▶ _Written exercise_: Leave out the pictures and copy each record below exactly.

===============

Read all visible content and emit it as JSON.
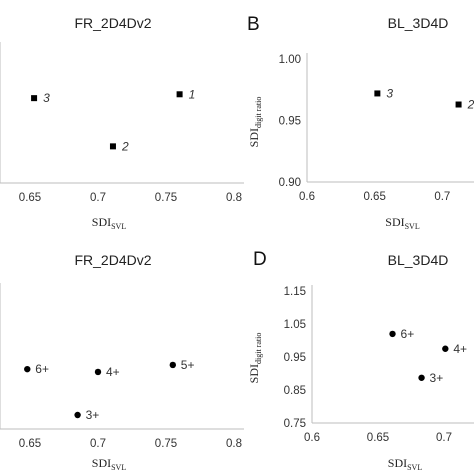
{
  "chart_data": [
    {
      "panel": "",
      "type": "scatter",
      "title": "FR_2D4Dv2",
      "xlabel": "SDI",
      "xlabel_sub": "SVL",
      "ylabel": "",
      "ylabel_sub": "",
      "xlim": [
        0.6,
        0.8
      ],
      "xticks": [
        "0.65",
        "0.7",
        "0.75",
        "0.8"
      ],
      "ylim": [
        0.92,
        0.99
      ],
      "yticks": [],
      "marker": "square",
      "points": [
        {
          "label": "3",
          "x": 0.653,
          "y": 0.964
        },
        {
          "label": "1",
          "x": 0.76,
          "y": 0.966
        },
        {
          "label": "2",
          "x": 0.711,
          "y": 0.939
        }
      ]
    },
    {
      "panel": "B",
      "type": "scatter",
      "title": "BL_3D4D",
      "xlabel": "SDI",
      "xlabel_sub": "SVL",
      "ylabel": "SDI",
      "ylabel_sub": "digit ratio",
      "xlim": [
        0.6,
        0.75
      ],
      "xticks": [
        "0.6",
        "0.65",
        "0.7"
      ],
      "ylim": [
        0.9,
        1.0
      ],
      "yticks": [
        "0.90",
        "0.95",
        "1.00"
      ],
      "marker": "square",
      "points": [
        {
          "label": "3",
          "x": 0.652,
          "y": 0.972
        },
        {
          "label": "2",
          "x": 0.712,
          "y": 0.963
        }
      ]
    },
    {
      "panel": "",
      "type": "scatter",
      "title": "FR_2D4Dv2",
      "xlabel": "SDI",
      "xlabel_sub": "SVL",
      "ylabel": "",
      "ylabel_sub": "",
      "xlim": [
        0.6,
        0.8
      ],
      "xticks": [
        "0.65",
        "0.7",
        "0.75",
        "0.8"
      ],
      "ylim": [
        0.75,
        1.15
      ],
      "yticks": [],
      "marker": "circle",
      "points": [
        {
          "label": "6+",
          "x": 0.648,
          "y": 0.921
        },
        {
          "label": "4+",
          "x": 0.7,
          "y": 0.913
        },
        {
          "label": "5+",
          "x": 0.755,
          "y": 0.933
        },
        {
          "label": "3+",
          "x": 0.685,
          "y": 0.79
        }
      ]
    },
    {
      "panel": "D",
      "type": "scatter",
      "title": "BL_3D4D",
      "xlabel": "SDI",
      "xlabel_sub": "SVL",
      "ylabel": "SDI",
      "ylabel_sub": "digit ratio",
      "xlim": [
        0.6,
        0.75
      ],
      "xticks": [
        "0.6",
        "0.65",
        "0.7"
      ],
      "ylim": [
        0.75,
        1.15
      ],
      "yticks": [
        "0.75",
        "0.85",
        "0.95",
        "1.05",
        "1.15"
      ],
      "marker": "circle",
      "points": [
        {
          "label": "6+",
          "x": 0.661,
          "y": 1.02
        },
        {
          "label": "4+",
          "x": 0.701,
          "y": 0.975
        },
        {
          "label": "3+",
          "x": 0.683,
          "y": 0.887
        }
      ]
    }
  ]
}
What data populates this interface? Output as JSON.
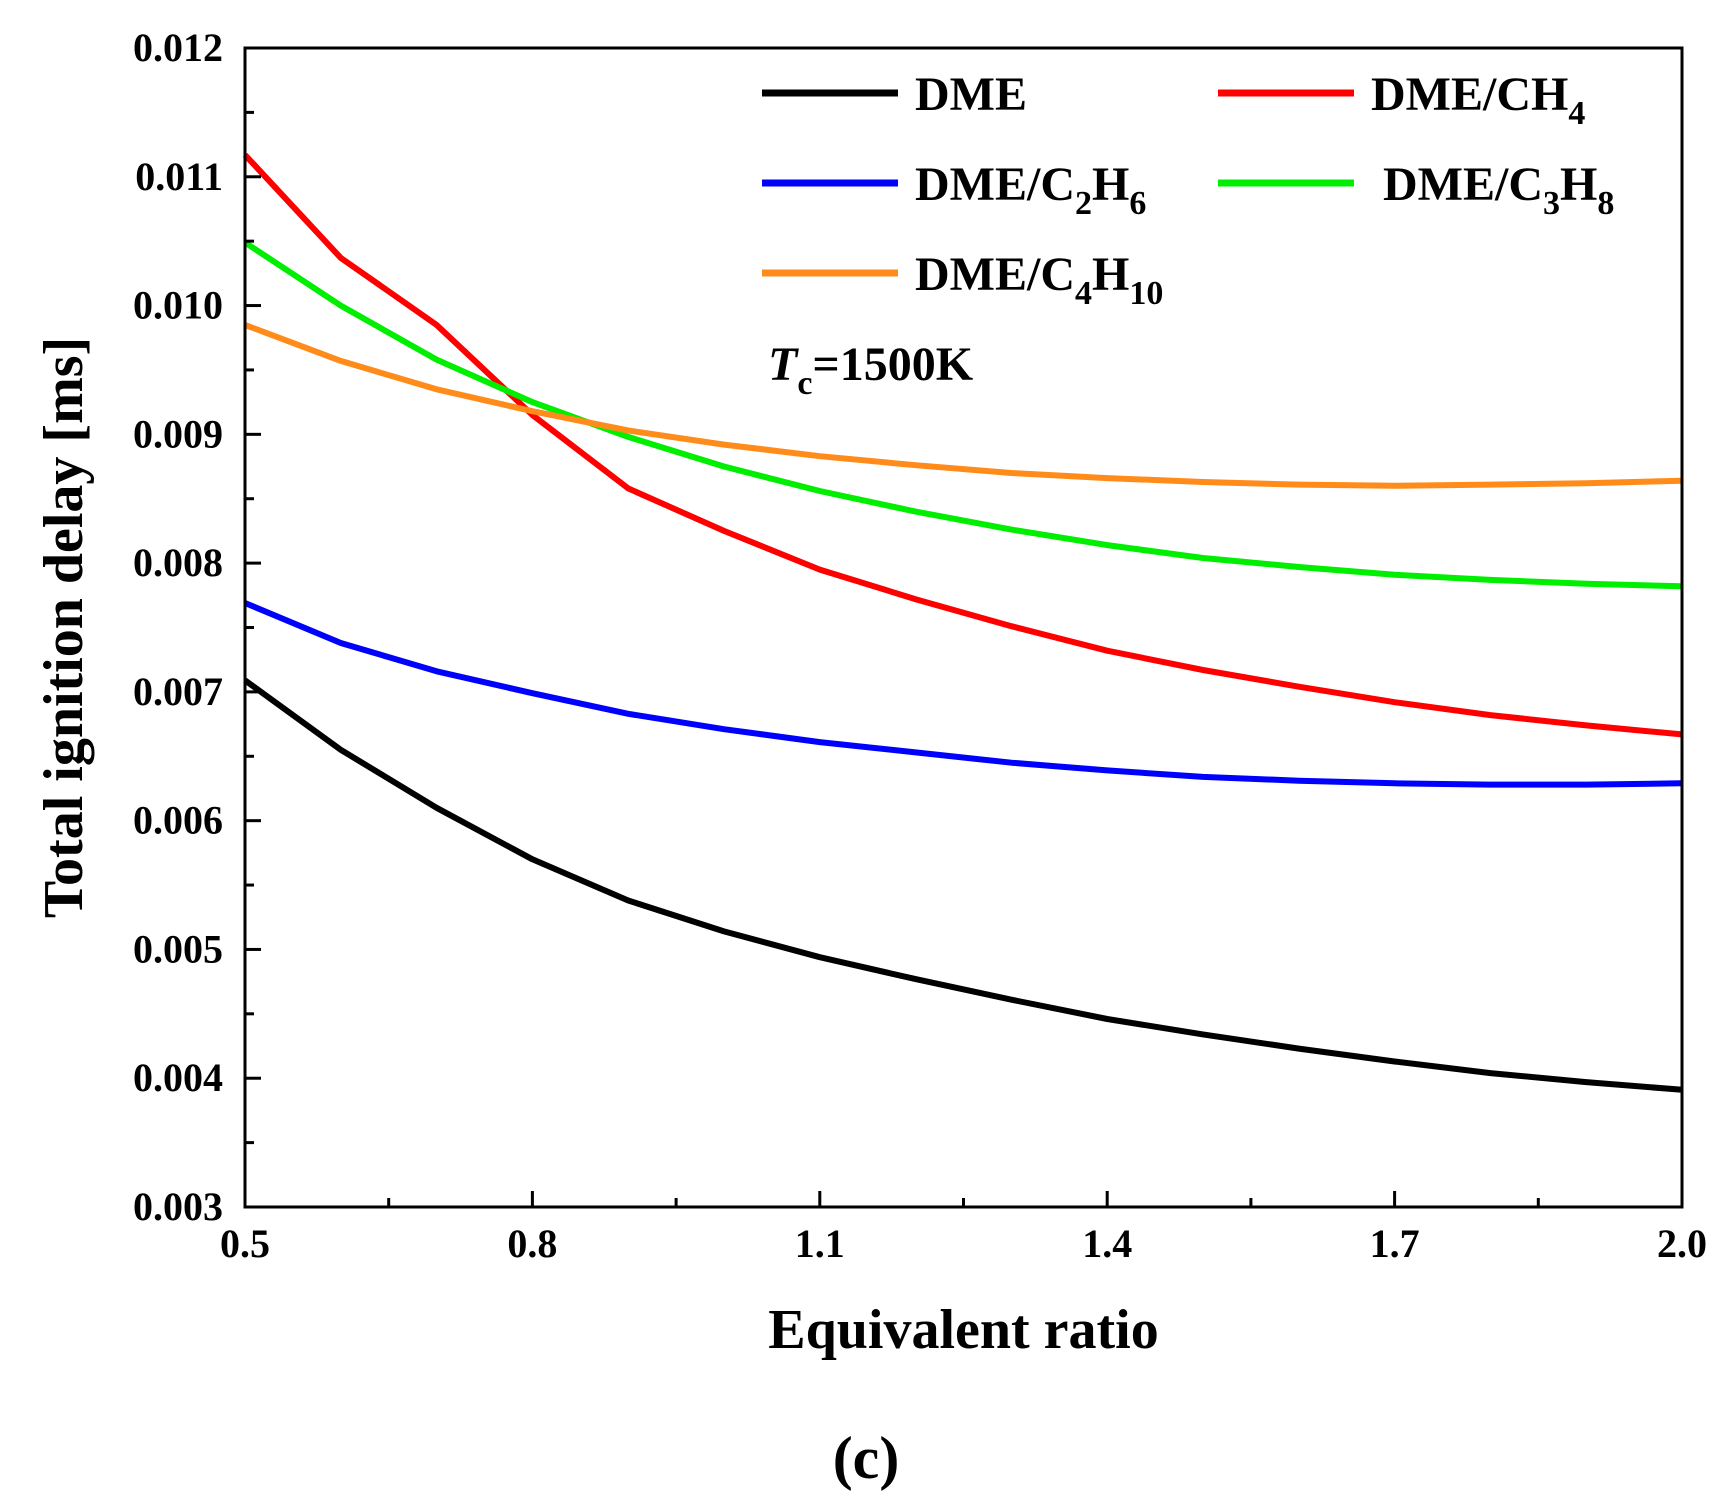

===============

▶ _Answer to this exercise_:
Read all visible content and emit it as JSON.
{
  "chart_data": [
    {
      "panel": "",
      "type": "scatter",
      "title": "FR_2D4Dv2",
      "xlabel": "SDI",
      "xlabel_sub": "SVL",
      "ylabel": "",
      "ylabel_sub": "",
      "xlim": [
        0.6,
        0.8
      ],
      "xticks": [
        "0.65",
        "0.7",
        "0.75",
        "0.8"
      ],
      "ylim": [
        0.92,
        0.99
      ],
      "yticks": [],
      "marker": "square",
      "points": [
        {
          "label": "3",
          "x": 0.653,
          "y": 0.964
        },
        {
          "label": "1",
          "x": 0.76,
          "y": 0.966
        },
        {
          "label": "2",
          "x": 0.711,
          "y": 0.939
        }
      ]
    },
    {
      "panel": "B",
      "type": "scatter",
      "title": "BL_3D4D",
      "xlabel": "SDI",
      "xlabel_sub": "SVL",
      "ylabel": "SDI",
      "ylabel_sub": "digit ratio",
      "xlim": [
        0.6,
        0.75
      ],
      "xticks": [
        "0.6",
        "0.65",
        "0.7"
      ],
      "ylim": [
        0.9,
        1.0
      ],
      "yticks": [
        "0.90",
        "0.95",
        "1.00"
      ],
      "marker": "square",
      "points": [
        {
          "label": "3",
          "x": 0.652,
          "y": 0.972
        },
        {
          "label": "2",
          "x": 0.712,
          "y": 0.963
        }
      ]
    },
    {
      "panel": "",
      "type": "scatter",
      "title": "FR_2D4Dv2",
      "xlabel": "SDI",
      "xlabel_sub": "SVL",
      "ylabel": "",
      "ylabel_sub": "",
      "xlim": [
        0.6,
        0.8
      ],
      "xticks": [
        "0.65",
        "0.7",
        "0.75",
        "0.8"
      ],
      "ylim": [
        0.75,
        1.15
      ],
      "yticks": [],
      "marker": "circle",
      "points": [
        {
          "label": "6+",
          "x": 0.648,
          "y": 0.921
        },
        {
          "label": "4+",
          "x": 0.7,
          "y": 0.913
        },
        {
          "label": "5+",
          "x": 0.755,
          "y": 0.933
        },
        {
          "label": "3+",
          "x": 0.685,
          "y": 0.79
        }
      ]
    },
    {
      "panel": "D",
      "type": "scatter",
      "title": "BL_3D4D",
      "xlabel": "SDI",
      "xlabel_sub": "SVL",
      "ylabel": "SDI",
      "ylabel_sub": "digit ratio",
      "xlim": [
        0.6,
        0.75
      ],
      "xticks": [
        "0.6",
        "0.65",
        "0.7"
      ],
      "ylim": [
        0.75,
        1.15
      ],
      "yticks": [
        "0.75",
        "0.85",
        "0.95",
        "1.05",
        "1.15"
      ],
      "marker": "circle",
      "points": [
        {
          "label": "6+",
          "x": 0.661,
          "y": 1.02
        },
        {
          "label": "4+",
          "x": 0.701,
          "y": 0.975
        },
        {
          "label": "3+",
          "x": 0.683,
          "y": 0.887
        }
      ]
    }
  ]
}
What data populates this interface? Output as JSON.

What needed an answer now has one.